*The problem*
Write out the records below word for word, please.

::: Records provided :::

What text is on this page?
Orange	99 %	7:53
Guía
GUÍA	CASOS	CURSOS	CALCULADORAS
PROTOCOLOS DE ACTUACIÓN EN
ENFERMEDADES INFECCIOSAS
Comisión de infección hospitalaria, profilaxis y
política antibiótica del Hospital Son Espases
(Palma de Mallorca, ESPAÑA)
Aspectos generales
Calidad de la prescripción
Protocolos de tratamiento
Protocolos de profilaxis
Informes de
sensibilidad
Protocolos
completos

:::

*The answer*
What text is on this page?
Orange	99 %	7:53
Guía
GUÍA	CASOS	CURSOS	CALCULADORAS
PROTOCOLOS DE ACTUACIÓN EN
ENFERMEDADES INFECCIOSAS
Comisión de infección hospitalaria, profilaxis y
política antibiótica del Hospital Son Espases
(Palma de Mallorca, ESPAÑA)
Aspectos generales
Calidad de la prescripción
Protocolos de tratamiento
Protocolos de profilaxis
Informes de
sensibilidad
Protocolos
completos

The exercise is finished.